Work required: Find every line of the listing below where "with" appears, and copy it.

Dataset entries
····················
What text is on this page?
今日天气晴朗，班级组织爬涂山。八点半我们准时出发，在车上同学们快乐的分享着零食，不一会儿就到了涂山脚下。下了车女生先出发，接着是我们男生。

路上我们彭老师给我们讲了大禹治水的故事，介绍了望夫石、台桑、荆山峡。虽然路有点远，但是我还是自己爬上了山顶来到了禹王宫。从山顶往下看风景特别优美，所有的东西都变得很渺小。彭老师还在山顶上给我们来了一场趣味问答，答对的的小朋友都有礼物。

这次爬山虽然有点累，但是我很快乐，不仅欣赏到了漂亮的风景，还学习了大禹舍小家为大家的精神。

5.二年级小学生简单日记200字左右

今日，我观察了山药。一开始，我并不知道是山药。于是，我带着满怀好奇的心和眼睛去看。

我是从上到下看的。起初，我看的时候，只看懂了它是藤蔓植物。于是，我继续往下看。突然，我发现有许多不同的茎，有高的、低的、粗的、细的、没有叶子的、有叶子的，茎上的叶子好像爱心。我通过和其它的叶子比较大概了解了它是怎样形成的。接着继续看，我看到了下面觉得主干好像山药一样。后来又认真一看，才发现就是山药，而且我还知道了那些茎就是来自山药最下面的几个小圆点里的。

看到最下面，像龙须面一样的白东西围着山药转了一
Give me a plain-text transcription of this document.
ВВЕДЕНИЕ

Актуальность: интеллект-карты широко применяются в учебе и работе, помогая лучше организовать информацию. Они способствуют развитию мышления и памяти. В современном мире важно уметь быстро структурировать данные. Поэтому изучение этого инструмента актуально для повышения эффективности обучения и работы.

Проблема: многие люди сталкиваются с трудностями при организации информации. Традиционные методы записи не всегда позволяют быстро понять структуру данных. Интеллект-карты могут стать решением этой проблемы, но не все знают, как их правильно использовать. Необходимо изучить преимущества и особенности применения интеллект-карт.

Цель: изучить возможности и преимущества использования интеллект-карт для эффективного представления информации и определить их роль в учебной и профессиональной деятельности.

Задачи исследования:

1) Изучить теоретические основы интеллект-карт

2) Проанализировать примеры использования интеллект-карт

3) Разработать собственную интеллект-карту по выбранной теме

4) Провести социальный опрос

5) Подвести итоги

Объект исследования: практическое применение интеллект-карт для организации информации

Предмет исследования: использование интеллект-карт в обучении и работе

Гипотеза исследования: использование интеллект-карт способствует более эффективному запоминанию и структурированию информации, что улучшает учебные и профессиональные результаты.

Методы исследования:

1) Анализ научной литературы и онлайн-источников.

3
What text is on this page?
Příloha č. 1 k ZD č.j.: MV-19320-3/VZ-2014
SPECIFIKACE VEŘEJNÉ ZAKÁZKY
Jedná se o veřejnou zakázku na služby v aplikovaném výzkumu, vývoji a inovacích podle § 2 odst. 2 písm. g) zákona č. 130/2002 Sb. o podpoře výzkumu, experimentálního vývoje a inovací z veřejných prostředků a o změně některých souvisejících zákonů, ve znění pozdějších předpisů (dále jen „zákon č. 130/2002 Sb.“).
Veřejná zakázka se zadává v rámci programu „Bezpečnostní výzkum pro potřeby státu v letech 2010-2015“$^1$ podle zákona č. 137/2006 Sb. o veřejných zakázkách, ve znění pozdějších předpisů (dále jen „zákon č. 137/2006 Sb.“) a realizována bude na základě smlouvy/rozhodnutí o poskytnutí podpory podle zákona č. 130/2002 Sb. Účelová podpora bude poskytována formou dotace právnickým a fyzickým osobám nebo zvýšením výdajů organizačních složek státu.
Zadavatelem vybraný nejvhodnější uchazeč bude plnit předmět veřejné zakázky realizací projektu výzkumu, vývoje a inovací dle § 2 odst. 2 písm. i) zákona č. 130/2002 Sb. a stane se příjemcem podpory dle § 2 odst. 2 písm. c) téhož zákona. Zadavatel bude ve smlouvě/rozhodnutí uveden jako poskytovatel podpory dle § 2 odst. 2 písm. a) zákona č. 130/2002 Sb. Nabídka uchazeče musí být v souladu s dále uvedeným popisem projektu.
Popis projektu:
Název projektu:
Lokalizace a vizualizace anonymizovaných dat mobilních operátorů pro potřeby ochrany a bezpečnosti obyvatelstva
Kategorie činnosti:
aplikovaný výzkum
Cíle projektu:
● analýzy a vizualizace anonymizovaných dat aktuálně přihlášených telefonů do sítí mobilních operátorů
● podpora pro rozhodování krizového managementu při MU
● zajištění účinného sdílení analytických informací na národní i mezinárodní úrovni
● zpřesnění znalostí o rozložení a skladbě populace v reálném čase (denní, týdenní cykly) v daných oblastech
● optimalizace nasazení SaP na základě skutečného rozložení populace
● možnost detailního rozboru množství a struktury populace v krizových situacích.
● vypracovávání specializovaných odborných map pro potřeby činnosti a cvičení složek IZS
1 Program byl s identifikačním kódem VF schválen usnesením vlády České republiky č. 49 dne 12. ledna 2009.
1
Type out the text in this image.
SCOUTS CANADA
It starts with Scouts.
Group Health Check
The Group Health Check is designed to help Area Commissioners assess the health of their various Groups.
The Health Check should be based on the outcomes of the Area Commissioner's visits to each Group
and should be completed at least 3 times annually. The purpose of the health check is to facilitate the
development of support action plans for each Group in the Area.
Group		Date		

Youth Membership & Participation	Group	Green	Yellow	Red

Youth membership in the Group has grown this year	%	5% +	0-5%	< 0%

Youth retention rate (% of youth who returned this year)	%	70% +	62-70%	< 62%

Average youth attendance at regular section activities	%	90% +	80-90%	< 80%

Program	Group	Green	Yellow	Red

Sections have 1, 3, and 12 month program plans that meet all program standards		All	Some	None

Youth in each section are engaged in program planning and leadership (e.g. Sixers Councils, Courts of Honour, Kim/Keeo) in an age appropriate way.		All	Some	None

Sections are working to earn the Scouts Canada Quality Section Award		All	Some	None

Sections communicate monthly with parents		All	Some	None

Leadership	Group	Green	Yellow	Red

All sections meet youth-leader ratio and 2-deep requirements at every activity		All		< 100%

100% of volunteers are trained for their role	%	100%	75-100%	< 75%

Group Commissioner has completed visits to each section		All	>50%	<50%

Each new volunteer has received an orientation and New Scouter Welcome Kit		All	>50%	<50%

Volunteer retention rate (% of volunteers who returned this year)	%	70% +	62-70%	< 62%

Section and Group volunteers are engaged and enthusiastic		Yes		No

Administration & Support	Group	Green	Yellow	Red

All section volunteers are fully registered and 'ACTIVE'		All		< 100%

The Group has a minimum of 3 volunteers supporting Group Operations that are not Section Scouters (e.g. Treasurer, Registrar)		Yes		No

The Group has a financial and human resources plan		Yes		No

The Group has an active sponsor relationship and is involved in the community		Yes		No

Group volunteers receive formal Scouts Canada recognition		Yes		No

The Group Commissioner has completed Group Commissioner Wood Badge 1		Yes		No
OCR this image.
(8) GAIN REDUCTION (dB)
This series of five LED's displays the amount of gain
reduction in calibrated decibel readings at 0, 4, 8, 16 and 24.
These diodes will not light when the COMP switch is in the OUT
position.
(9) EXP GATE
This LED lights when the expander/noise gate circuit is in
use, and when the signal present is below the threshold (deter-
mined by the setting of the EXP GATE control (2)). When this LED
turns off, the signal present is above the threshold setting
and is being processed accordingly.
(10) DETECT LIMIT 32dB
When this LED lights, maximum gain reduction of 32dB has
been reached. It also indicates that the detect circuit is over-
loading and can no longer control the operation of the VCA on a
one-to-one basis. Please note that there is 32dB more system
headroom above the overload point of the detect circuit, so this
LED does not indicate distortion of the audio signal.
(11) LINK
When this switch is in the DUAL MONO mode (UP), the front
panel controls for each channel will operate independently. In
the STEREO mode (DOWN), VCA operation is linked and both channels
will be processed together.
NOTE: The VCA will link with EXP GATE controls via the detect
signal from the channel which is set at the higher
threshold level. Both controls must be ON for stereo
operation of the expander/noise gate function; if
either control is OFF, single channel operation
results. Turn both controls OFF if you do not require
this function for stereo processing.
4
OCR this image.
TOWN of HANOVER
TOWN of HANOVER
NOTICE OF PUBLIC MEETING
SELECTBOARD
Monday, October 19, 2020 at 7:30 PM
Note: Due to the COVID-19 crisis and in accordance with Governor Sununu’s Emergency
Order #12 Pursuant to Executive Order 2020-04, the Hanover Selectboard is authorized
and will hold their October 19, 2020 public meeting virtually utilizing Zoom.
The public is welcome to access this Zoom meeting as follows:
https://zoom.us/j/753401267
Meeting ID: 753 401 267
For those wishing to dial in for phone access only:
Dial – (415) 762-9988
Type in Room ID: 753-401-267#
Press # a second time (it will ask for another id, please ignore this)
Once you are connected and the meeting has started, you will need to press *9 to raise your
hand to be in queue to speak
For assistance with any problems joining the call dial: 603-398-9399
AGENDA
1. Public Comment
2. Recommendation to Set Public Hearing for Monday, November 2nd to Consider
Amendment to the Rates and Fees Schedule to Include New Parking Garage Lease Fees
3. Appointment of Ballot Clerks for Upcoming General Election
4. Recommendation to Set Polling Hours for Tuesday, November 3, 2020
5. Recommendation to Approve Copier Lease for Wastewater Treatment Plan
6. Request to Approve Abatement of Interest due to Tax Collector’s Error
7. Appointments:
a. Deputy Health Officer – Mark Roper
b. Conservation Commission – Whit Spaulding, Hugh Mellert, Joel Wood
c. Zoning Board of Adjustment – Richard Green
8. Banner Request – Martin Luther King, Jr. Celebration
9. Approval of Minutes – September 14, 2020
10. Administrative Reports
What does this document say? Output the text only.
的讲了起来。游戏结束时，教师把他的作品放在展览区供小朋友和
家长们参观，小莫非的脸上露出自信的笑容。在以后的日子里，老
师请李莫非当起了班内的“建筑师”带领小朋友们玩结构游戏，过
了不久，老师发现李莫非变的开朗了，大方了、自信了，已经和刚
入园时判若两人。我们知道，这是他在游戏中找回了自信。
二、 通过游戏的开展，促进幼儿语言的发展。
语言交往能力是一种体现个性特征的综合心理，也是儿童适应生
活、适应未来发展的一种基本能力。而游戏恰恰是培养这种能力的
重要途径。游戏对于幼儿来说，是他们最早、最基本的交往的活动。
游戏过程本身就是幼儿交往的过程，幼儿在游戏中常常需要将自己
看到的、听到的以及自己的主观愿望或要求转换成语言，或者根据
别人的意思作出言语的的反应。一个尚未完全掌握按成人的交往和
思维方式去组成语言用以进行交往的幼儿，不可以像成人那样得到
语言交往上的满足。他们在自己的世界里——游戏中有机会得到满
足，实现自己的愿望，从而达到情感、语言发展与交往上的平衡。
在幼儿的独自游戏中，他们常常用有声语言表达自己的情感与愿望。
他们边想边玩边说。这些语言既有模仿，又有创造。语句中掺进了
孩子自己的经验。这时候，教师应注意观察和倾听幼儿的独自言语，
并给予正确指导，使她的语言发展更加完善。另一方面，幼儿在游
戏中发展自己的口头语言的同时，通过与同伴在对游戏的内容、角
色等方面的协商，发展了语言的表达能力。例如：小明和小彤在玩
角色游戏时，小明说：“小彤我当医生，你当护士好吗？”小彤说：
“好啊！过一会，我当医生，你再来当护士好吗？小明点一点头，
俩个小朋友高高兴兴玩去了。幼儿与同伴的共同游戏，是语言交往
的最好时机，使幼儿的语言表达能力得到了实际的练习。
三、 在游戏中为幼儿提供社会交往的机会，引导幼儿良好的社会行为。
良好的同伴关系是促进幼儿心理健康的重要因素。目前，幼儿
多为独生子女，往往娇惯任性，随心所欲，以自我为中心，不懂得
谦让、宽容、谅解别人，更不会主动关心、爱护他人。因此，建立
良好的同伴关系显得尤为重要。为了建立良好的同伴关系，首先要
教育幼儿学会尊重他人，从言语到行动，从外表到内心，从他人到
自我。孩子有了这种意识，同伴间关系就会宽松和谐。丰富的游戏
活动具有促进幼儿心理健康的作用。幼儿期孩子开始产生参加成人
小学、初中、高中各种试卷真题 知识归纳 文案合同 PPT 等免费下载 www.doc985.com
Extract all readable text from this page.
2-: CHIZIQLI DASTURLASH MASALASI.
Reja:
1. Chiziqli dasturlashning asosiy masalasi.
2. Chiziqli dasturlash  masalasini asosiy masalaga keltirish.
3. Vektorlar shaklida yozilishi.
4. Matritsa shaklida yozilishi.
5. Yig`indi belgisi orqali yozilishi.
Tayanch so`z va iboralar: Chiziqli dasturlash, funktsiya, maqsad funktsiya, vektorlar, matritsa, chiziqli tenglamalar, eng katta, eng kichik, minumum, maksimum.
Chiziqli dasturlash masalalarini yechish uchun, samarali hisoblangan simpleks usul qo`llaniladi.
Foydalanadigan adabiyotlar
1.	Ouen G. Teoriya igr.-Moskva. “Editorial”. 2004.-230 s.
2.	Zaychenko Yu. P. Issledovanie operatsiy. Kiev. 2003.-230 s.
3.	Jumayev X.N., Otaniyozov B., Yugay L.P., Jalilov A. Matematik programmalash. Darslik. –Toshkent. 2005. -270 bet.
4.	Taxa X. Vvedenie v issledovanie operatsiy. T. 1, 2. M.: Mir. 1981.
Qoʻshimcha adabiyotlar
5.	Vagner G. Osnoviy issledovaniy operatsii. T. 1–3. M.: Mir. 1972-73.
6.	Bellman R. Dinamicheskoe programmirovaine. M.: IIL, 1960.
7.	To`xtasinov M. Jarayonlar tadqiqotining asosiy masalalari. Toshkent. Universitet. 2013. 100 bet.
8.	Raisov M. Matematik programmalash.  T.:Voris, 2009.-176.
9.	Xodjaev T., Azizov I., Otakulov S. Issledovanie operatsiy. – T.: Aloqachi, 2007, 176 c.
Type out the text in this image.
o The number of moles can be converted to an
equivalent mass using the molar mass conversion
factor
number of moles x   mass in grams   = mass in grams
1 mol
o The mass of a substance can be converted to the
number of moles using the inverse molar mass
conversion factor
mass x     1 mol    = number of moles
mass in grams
····················
Output for this task:
It starts with Scouts.
Sections communicate monthly with parents		All	Some	None
NOTE: The VCA will link with EXP GATE controls via the detect
Note: Due to the COVID-19 crisis and in accordance with Governor Sununu’s Emergency
For assistance with any problems joining the call dial: 603-398-9399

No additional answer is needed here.